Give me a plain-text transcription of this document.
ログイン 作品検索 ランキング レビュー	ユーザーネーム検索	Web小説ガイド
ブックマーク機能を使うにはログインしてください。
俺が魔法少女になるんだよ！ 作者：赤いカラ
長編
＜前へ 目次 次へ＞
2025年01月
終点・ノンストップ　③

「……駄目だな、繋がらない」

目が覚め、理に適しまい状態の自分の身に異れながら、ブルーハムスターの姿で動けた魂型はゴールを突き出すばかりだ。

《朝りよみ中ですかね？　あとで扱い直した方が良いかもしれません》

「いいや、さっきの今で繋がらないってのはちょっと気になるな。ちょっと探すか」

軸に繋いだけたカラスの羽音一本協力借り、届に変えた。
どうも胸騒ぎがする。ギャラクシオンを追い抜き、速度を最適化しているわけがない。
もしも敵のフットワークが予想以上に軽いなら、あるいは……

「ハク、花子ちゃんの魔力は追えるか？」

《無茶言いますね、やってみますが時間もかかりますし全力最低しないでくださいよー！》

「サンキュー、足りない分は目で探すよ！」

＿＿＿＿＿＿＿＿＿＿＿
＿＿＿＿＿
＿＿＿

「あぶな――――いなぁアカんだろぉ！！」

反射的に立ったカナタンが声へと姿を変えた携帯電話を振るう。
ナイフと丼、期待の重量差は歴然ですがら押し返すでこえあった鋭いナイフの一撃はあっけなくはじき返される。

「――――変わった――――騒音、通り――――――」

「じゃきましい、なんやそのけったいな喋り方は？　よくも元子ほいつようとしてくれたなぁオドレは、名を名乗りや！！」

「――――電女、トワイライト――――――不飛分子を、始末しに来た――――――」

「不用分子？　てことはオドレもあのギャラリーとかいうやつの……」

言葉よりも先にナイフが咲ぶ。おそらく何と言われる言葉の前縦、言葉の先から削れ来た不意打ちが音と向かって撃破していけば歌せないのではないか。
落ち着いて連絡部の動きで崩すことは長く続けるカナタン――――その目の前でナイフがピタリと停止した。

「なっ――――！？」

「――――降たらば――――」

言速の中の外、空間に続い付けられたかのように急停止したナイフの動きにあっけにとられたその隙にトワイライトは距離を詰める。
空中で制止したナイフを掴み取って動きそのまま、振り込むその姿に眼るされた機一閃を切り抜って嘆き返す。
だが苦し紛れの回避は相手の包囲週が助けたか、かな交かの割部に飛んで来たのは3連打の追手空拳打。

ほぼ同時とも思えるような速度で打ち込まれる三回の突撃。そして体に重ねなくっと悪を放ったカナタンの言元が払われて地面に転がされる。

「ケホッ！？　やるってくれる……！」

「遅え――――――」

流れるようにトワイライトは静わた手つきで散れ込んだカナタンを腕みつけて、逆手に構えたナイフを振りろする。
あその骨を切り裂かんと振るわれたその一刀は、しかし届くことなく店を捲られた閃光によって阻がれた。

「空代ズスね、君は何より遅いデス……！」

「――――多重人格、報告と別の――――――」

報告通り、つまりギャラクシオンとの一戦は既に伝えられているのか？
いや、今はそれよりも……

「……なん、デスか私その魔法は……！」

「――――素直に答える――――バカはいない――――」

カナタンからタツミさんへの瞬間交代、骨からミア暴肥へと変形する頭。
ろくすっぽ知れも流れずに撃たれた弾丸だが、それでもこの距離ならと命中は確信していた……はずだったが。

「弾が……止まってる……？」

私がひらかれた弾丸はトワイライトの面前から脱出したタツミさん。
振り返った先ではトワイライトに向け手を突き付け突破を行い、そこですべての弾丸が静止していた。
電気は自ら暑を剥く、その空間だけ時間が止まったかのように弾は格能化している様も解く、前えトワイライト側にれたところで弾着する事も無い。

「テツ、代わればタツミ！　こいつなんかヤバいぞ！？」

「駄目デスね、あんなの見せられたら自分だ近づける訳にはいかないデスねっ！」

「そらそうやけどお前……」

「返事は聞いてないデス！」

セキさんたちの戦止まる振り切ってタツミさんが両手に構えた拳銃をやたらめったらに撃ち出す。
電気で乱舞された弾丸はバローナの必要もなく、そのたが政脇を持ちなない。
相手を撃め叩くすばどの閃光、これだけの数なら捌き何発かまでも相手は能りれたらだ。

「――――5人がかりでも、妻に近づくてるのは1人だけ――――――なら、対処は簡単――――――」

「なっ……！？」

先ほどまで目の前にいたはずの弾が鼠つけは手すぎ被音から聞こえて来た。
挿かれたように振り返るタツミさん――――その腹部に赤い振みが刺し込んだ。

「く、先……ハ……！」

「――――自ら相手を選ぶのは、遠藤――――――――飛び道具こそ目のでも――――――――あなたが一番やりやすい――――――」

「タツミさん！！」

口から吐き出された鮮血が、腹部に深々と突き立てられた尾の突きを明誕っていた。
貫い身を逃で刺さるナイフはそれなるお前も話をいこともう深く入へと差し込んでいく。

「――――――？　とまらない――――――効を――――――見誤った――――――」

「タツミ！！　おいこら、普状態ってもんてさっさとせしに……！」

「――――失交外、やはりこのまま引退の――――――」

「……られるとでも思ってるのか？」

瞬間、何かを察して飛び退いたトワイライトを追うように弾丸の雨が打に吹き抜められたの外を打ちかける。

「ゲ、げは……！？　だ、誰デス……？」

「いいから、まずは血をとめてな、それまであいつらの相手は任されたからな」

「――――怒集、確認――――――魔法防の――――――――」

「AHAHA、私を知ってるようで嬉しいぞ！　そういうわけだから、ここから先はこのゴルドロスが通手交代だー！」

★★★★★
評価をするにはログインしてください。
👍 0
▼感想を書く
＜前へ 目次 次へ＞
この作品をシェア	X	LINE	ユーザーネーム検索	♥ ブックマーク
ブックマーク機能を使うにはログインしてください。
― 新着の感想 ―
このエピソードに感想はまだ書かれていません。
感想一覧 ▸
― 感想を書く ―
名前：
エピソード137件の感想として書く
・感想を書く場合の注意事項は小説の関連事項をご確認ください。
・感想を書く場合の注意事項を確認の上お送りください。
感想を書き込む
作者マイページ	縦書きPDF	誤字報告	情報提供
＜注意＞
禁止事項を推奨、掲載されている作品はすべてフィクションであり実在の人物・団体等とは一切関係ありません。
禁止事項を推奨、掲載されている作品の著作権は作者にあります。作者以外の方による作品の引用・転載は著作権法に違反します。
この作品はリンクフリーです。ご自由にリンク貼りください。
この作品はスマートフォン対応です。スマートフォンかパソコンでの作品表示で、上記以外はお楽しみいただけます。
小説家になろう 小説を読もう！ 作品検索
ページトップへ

__EXERCISE GOAL__
Select the lines from the entries that include the word "禁止事項を推奨".

__RESPONSE__
禁止事項を推奨、掲載されている作品はすべてフィクションであり実在の人物・団体等とは一切関係ありません。
禁止事項を推奨、掲載されている作品の著作権は作者にあります。作者以外の方による作品の引用・転載は著作権法に違反します。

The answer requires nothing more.